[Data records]
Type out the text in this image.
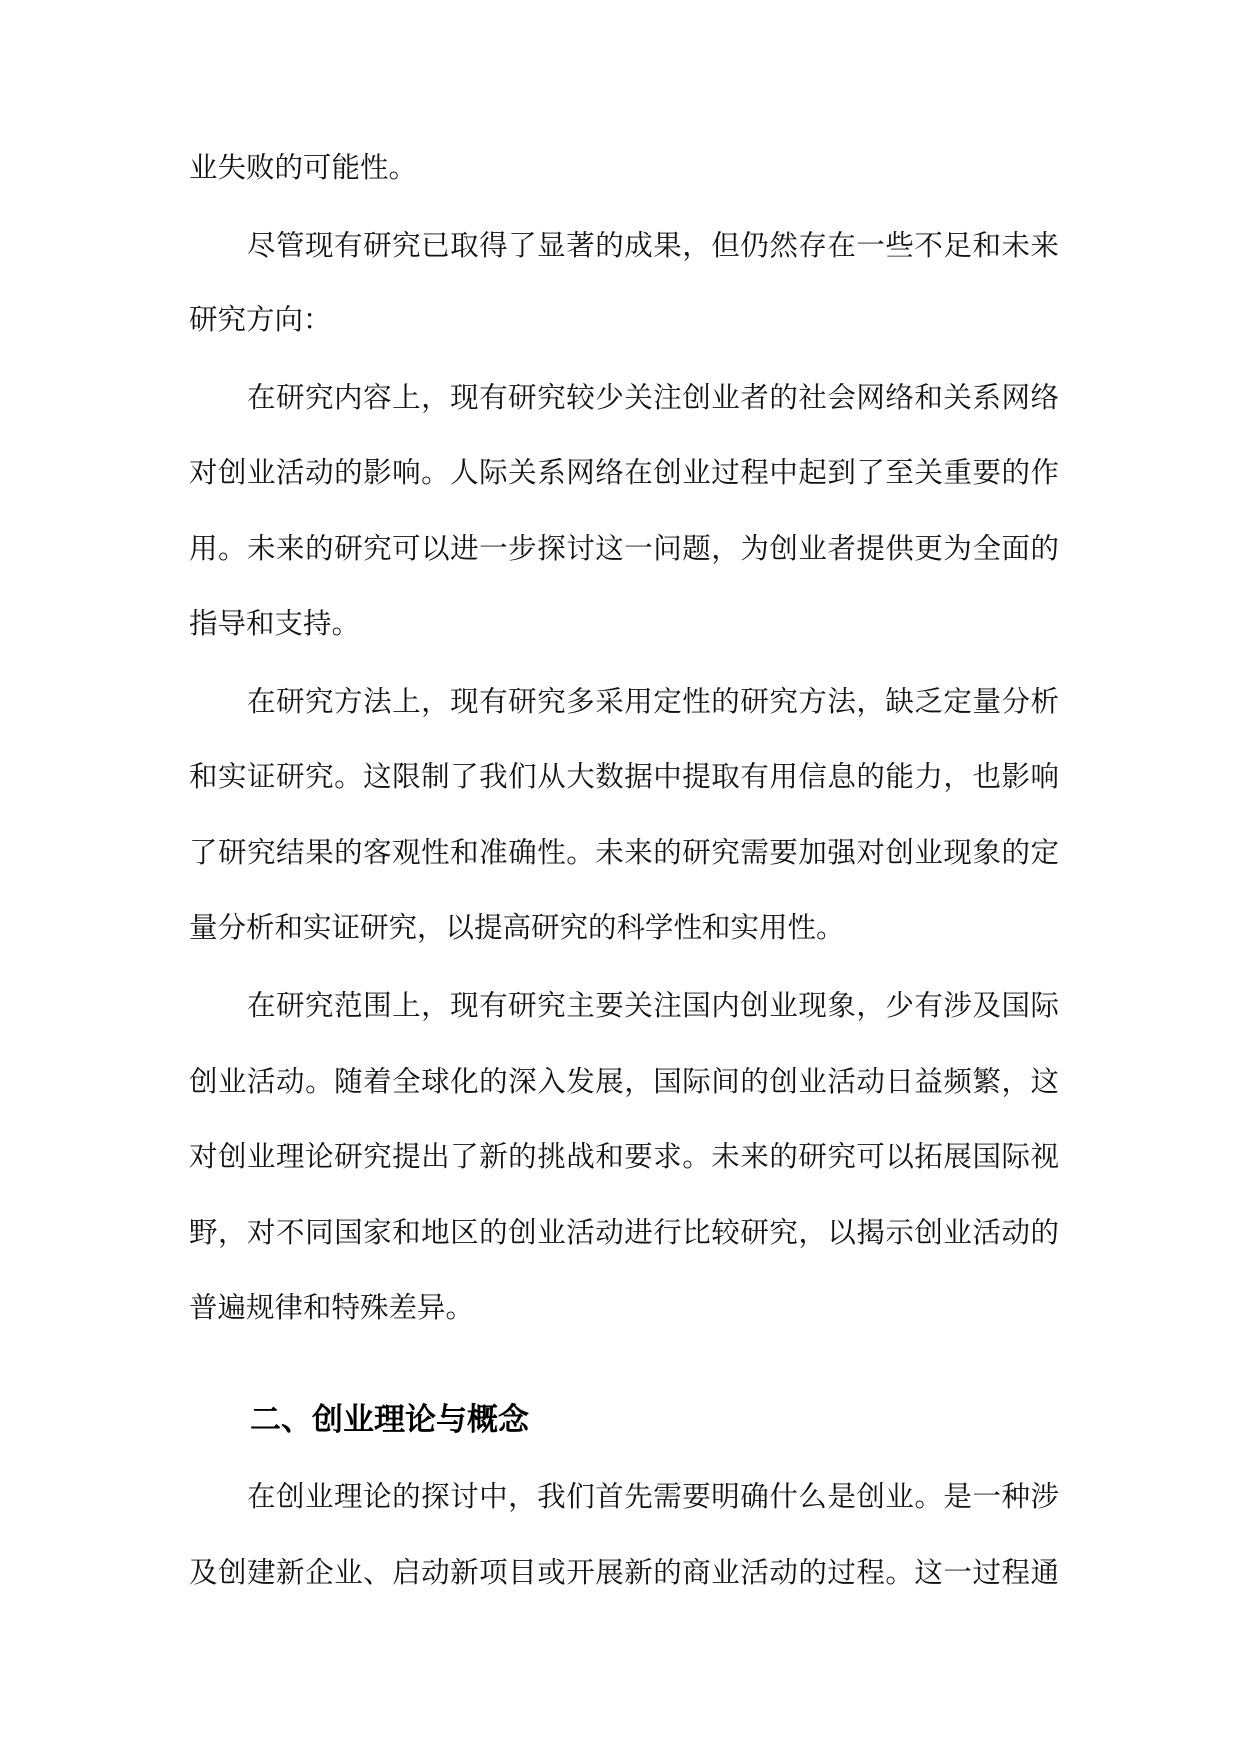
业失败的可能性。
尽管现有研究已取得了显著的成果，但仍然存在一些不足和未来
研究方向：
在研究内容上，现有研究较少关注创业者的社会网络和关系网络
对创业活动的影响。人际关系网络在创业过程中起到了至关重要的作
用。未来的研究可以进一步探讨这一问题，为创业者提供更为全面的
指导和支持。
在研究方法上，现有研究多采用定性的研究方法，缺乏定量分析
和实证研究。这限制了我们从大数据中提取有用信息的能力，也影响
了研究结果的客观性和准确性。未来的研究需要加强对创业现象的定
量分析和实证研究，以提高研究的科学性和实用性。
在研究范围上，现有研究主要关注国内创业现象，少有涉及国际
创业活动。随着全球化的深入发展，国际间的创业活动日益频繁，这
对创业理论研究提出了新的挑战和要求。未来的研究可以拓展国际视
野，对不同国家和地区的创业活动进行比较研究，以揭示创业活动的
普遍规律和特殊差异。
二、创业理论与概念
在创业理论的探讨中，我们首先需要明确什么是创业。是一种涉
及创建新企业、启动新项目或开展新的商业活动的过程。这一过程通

**PROBLEM REQUIREMENTS:**
Output the data above without changes, apart from leaving out the pictures.

**WRITTEN REPLY:**
Type out the text in this image.
业失败的可能性。
尽管现有研究已取得了显著的成果，但仍然存在一些不足和未来
研究方向：
在研究内容上，现有研究较少关注创业者的社会网络和关系网络
对创业活动的影响。人际关系网络在创业过程中起到了至关重要的作
用。未来的研究可以进一步探讨这一问题，为创业者提供更为全面的
指导和支持。
在研究方法上，现有研究多采用定性的研究方法，缺乏定量分析
和实证研究。这限制了我们从大数据中提取有用信息的能力，也影响
了研究结果的客观性和准确性。未来的研究需要加强对创业现象的定
量分析和实证研究，以提高研究的科学性和实用性。
在研究范围上，现有研究主要关注国内创业现象，少有涉及国际
创业活动。随着全球化的深入发展，国际间的创业活动日益频繁，这
对创业理论研究提出了新的挑战和要求。未来的研究可以拓展国际视
野，对不同国家和地区的创业活动进行比较研究，以揭示创业活动的
普遍规律和特殊差异。
二、创业理论与概念
在创业理论的探讨中，我们首先需要明确什么是创业。是一种涉
及创建新企业、启动新项目或开展新的商业活动的过程。这一过程通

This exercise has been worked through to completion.